● **Provided material**:
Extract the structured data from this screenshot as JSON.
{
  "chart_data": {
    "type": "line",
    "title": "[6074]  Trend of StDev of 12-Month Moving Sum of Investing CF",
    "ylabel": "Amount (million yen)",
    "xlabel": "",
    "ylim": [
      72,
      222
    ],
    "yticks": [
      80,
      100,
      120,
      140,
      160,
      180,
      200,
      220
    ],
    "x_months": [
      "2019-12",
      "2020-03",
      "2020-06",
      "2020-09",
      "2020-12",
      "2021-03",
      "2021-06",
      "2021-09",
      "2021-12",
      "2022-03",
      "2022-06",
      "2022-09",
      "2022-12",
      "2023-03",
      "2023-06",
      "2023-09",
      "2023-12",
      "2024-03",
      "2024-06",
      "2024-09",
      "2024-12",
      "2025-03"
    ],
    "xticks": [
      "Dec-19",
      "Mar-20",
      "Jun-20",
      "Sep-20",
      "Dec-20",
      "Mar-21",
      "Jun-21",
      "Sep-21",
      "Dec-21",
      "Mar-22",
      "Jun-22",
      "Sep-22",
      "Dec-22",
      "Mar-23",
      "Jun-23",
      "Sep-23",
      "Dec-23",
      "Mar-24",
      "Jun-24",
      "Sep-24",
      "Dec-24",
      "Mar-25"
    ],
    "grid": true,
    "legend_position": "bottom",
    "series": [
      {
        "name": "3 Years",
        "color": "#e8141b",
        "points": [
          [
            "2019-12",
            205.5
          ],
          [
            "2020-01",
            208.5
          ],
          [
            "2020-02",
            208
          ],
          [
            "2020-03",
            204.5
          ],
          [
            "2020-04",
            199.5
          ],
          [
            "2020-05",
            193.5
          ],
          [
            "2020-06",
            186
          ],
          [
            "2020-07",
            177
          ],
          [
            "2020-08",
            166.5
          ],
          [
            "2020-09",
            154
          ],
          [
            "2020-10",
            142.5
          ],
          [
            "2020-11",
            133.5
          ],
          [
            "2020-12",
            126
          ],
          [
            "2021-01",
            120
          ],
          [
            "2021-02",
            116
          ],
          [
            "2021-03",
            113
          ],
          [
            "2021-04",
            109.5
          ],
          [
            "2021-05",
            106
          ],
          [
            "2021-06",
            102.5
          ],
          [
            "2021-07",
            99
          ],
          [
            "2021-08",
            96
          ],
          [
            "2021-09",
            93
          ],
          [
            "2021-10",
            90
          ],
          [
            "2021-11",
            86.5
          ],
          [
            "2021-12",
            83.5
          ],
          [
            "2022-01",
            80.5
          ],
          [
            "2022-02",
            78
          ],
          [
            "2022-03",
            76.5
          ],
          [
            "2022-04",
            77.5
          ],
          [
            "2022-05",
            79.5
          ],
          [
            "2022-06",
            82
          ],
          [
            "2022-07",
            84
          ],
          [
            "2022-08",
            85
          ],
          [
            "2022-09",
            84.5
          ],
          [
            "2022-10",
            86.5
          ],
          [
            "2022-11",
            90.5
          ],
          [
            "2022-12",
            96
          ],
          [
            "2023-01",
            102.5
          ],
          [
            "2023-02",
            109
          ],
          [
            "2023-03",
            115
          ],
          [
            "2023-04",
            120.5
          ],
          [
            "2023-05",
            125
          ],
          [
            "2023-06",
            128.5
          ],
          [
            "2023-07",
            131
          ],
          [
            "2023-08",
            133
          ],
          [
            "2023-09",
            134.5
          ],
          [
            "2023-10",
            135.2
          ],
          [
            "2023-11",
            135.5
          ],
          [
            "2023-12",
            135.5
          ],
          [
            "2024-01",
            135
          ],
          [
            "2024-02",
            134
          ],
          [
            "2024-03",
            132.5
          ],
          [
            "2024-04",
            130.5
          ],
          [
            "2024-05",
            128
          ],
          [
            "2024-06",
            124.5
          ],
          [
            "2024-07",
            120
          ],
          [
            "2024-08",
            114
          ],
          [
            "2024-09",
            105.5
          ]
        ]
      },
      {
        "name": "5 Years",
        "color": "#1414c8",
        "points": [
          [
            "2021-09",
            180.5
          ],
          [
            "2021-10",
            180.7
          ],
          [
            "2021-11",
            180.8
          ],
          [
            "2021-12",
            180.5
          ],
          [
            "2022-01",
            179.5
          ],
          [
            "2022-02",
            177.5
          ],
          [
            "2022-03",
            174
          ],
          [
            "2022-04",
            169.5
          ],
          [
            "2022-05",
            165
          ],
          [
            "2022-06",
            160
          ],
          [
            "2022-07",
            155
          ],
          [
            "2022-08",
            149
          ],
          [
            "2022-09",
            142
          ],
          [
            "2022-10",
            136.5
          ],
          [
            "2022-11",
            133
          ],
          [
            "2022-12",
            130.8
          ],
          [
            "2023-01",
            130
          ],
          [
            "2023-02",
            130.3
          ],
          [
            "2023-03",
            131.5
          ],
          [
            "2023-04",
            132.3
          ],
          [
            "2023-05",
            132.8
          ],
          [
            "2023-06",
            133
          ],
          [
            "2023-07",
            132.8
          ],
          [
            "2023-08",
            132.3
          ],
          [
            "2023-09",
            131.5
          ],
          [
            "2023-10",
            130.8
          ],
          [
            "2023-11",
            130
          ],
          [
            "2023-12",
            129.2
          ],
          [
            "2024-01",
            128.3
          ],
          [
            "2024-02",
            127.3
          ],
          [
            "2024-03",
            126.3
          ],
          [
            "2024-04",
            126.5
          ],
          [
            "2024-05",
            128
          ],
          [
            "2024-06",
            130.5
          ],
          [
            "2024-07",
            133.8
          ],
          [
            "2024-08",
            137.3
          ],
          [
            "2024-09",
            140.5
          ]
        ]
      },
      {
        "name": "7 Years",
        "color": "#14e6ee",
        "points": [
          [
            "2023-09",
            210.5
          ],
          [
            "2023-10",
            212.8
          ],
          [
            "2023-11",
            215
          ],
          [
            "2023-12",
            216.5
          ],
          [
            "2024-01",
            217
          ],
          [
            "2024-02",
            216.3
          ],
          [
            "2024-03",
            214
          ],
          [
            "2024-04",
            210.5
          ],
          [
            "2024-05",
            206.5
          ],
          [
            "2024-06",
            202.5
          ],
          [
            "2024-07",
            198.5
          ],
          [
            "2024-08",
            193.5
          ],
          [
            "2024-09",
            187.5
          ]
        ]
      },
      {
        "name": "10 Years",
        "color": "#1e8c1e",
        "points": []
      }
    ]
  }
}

● **Written exercise**: Quote all of the entries verbatim.

● **Task result**:
Extract the structured data from this screenshot as JSON.
{
  "chart_data": {
    "type": "line",
    "title": "[6074]  Trend of StDev of 12-Month Moving Sum of Investing CF",
    "ylabel": "Amount (million yen)",
    "xlabel": "",
    "ylim": [
      72,
      222
    ],
    "yticks": [
      80,
      100,
      120,
      140,
      160,
      180,
      200,
      220
    ],
    "x_months": [
      "2019-12",
      "2020-03",
      "2020-06",
      "2020-09",
      "2020-12",
      "2021-03",
      "2021-06",
      "2021-09",
      "2021-12",
      "2022-03",
      "2022-06",
      "2022-09",
      "2022-12",
      "2023-03",
      "2023-06",
      "2023-09",
      "2023-12",
      "2024-03",
      "2024-06",
      "2024-09",
      "2024-12",
      "2025-03"
    ],
    "xticks": [
      "Dec-19",
      "Mar-20",
      "Jun-20",
      "Sep-20",
      "Dec-20",
      "Mar-21",
      "Jun-21",
      "Sep-21",
      "Dec-21",
      "Mar-22",
      "Jun-22",
      "Sep-22",
      "Dec-22",
      "Mar-23",
      "Jun-23",
      "Sep-23",
      "Dec-23",
      "Mar-24",
      "Jun-24",
      "Sep-24",
      "Dec-24",
      "Mar-25"
    ],
    "grid": true,
    "legend_position": "bottom",
    "series": [
      {
        "name": "3 Years",
        "color": "#e8141b",
        "points": [
          [
            "2019-12",
            205.5
          ],
          [
            "2020-01",
            208.5
          ],
          [
            "2020-02",
            208
          ],
          [
            "2020-03",
            204.5
          ],
          [
            "2020-04",
            199.5
          ],
          [
            "2020-05",
            193.5
          ],
          [
            "2020-06",
            186
          ],
          [
            "2020-07",
            177
          ],
          [
            "2020-08",
            166.5
          ],
          [
            "2020-09",
            154
          ],
          [
            "2020-10",
            142.5
          ],
          [
            "2020-11",
            133.5
          ],
          [
            "2020-12",
            126
          ],
          [
            "2021-01",
            120
          ],
          [
            "2021-02",
            116
          ],
          [
            "2021-03",
            113
          ],
          [
            "2021-04",
            109.5
          ],
          [
            "2021-05",
            106
          ],
          [
            "2021-06",
            102.5
          ],
          [
            "2021-07",
            99
          ],
          [
            "2021-08",
            96
          ],
          [
            "2021-09",
            93
          ],
          [
            "2021-10",
            90
          ],
          [
            "2021-11",
            86.5
          ],
          [
            "2021-12",
            83.5
          ],
          [
            "2022-01",
            80.5
          ],
          [
            "2022-02",
            78
          ],
          [
            "2022-03",
            76.5
          ],
          [
            "2022-04",
            77.5
          ],
          [
            "2022-05",
            79.5
          ],
          [
            "2022-06",
            82
          ],
          [
            "2022-07",
            84
          ],
          [
            "2022-08",
            85
          ],
          [
            "2022-09",
            84.5
          ],
          [
            "2022-10",
            86.5
          ],
          [
            "2022-11",
            90.5
          ],
          [
            "2022-12",
            96
          ],
          [
            "2023-01",
            102.5
          ],
          [
            "2023-02",
            109
          ],
          [
            "2023-03",
            115
          ],
          [
            "2023-04",
            120.5
          ],
          [
            "2023-05",
            125
          ],
          [
            "2023-06",
            128.5
          ],
          [
            "2023-07",
            131
          ],
          [
            "2023-08",
            133
          ],
          [
            "2023-09",
            134.5
          ],
          [
            "2023-10",
            135.2
          ],
          [
            "2023-11",
            135.5
          ],
          [
            "2023-12",
            135.5
          ],
          [
            "2024-01",
            135
          ],
          [
            "2024-02",
            134
          ],
          [
            "2024-03",
            132.5
          ],
          [
            "2024-04",
            130.5
          ],
          [
            "2024-05",
            128
          ],
          [
            "2024-06",
            124.5
          ],
          [
            "2024-07",
            120
          ],
          [
            "2024-08",
            114
          ],
          [
            "2024-09",
            105.5
          ]
        ]
      },
      {
        "name": "5 Years",
        "color": "#1414c8",
        "points": [
          [
            "2021-09",
            180.5
          ],
          [
            "2021-10",
            180.7
          ],
          [
            "2021-11",
            180.8
          ],
          [
            "2021-12",
            180.5
          ],
          [
            "2022-01",
            179.5
          ],
          [
            "2022-02",
            177.5
          ],
          [
            "2022-03",
            174
          ],
          [
            "2022-04",
            169.5
          ],
          [
            "2022-05",
            165
          ],
          [
            "2022-06",
            160
          ],
          [
            "2022-07",
            155
          ],
          [
            "2022-08",
            149
          ],
          [
            "2022-09",
            142
          ],
          [
            "2022-10",
            136.5
          ],
          [
            "2022-11",
            133
          ],
          [
            "2022-12",
            130.8
          ],
          [
            "2023-01",
            130
          ],
          [
            "2023-02",
            130.3
          ],
          [
            "2023-03",
            131.5
          ],
          [
            "2023-04",
            132.3
          ],
          [
            "2023-05",
            132.8
          ],
          [
            "2023-06",
            133
          ],
          [
            "2023-07",
            132.8
          ],
          [
            "2023-08",
            132.3
          ],
          [
            "2023-09",
            131.5
          ],
          [
            "2023-10",
            130.8
          ],
          [
            "2023-11",
            130
          ],
          [
            "2023-12",
            129.2
          ],
          [
            "2024-01",
            128.3
          ],
          [
            "2024-02",
            127.3
          ],
          [
            "2024-03",
            126.3
          ],
          [
            "2024-04",
            126.5
          ],
          [
            "2024-05",
            128
          ],
          [
            "2024-06",
            130.5
          ],
          [
            "2024-07",
            133.8
          ],
          [
            "2024-08",
            137.3
          ],
          [
            "2024-09",
            140.5
          ]
        ]
      },
      {
        "name": "7 Years",
        "color": "#14e6ee",
        "points": [
          [
            "2023-09",
            210.5
          ],
          [
            "2023-10",
            212.8
          ],
          [
            "2023-11",
            215
          ],
          [
            "2023-12",
            216.5
          ],
          [
            "2024-01",
            217
          ],
          [
            "2024-02",
            216.3
          ],
          [
            "2024-03",
            214
          ],
          [
            "2024-04",
            210.5
          ],
          [
            "2024-05",
            206.5
          ],
          [
            "2024-06",
            202.5
          ],
          [
            "2024-07",
            198.5
          ],
          [
            "2024-08",
            193.5
          ],
          [
            "2024-09",
            187.5
          ]
        ]
      },
      {
        "name": "10 Years",
        "color": "#1e8c1e",
        "points": []
      }
    ]
  }
}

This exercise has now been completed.